--- Start of Supplied material ---

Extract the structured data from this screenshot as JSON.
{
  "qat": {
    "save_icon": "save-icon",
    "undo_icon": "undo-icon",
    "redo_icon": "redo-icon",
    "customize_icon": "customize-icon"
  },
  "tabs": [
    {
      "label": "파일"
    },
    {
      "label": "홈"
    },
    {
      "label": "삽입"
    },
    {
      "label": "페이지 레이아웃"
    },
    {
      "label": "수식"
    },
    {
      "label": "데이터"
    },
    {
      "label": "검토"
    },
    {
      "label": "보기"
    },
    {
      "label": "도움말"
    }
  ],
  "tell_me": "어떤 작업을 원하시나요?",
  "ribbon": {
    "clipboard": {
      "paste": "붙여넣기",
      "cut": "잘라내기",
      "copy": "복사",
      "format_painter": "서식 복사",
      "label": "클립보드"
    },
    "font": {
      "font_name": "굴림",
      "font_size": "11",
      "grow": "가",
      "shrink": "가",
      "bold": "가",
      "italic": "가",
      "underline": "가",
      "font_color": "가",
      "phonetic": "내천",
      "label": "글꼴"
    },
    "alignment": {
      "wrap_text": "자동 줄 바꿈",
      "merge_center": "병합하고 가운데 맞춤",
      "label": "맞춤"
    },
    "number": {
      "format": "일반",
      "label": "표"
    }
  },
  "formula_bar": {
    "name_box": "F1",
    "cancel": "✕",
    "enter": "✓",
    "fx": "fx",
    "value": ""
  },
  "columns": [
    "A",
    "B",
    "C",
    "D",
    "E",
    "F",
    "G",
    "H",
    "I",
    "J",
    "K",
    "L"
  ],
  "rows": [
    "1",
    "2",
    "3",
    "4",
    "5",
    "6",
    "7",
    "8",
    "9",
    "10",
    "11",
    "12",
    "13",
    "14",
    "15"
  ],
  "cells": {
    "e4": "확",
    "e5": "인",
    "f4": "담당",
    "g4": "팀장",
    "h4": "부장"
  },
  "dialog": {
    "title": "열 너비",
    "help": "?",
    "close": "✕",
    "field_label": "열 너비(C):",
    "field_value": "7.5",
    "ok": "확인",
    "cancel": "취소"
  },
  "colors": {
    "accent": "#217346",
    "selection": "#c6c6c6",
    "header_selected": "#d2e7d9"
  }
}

--- End of Supplied material ---

* _Set exercise_
Your task is to transcribe the material exactly.

* _Response_
Extract the structured data from this screenshot as JSON.
{
  "qat": {
    "save_icon": "save-icon",
    "undo_icon": "undo-icon",
    "redo_icon": "redo-icon",
    "customize_icon": "customize-icon"
  },
  "tabs": [
    {
      "label": "파일"
    },
    {
      "label": "홈"
    },
    {
      "label": "삽입"
    },
    {
      "label": "페이지 레이아웃"
    },
    {
      "label": "수식"
    },
    {
      "label": "데이터"
    },
    {
      "label": "검토"
    },
    {
      "label": "보기"
    },
    {
      "label": "도움말"
    }
  ],
  "tell_me": "어떤 작업을 원하시나요?",
  "ribbon": {
    "clipboard": {
      "paste": "붙여넣기",
      "cut": "잘라내기",
      "copy": "복사",
      "format_painter": "서식 복사",
      "label": "클립보드"
    },
    "font": {
      "font_name": "굴림",
      "font_size": "11",
      "grow": "가",
      "shrink": "가",
      "bold": "가",
      "italic": "가",
      "underline": "가",
      "font_color": "가",
      "phonetic": "내천",
      "label": "글꼴"
    },
    "alignment": {
      "wrap_text": "자동 줄 바꿈",
      "merge_center": "병합하고 가운데 맞춤",
      "label": "맞춤"
    },
    "number": {
      "format": "일반",
      "label": "표"
    }
  },
  "formula_bar": {
    "name_box": "F1",
    "cancel": "✕",
    "enter": "✓",
    "fx": "fx",
    "value": ""
  },
  "columns": [
    "A",
    "B",
    "C",
    "D",
    "E",
    "F",
    "G",
    "H",
    "I",
    "J",
    "K",
    "L"
  ],
  "rows": [
    "1",
    "2",
    "3",
    "4",
    "5",
    "6",
    "7",
    "8",
    "9",
    "10",
    "11",
    "12",
    "13",
    "14",
    "15"
  ],
  "cells": {
    "e4": "확",
    "e5": "인",
    "f4": "담당",
    "g4": "팀장",
    "h4": "부장"
  },
  "dialog": {
    "title": "열 너비",
    "help": "?",
    "close": "✕",
    "field_label": "열 너비(C):",
    "field_value": "7.5",
    "ok": "확인",
    "cancel": "취소"
  },
  "colors": {
    "accent": "#217346",
    "selection": "#c6c6c6",
    "header_selected": "#d2e7d9"
  }
}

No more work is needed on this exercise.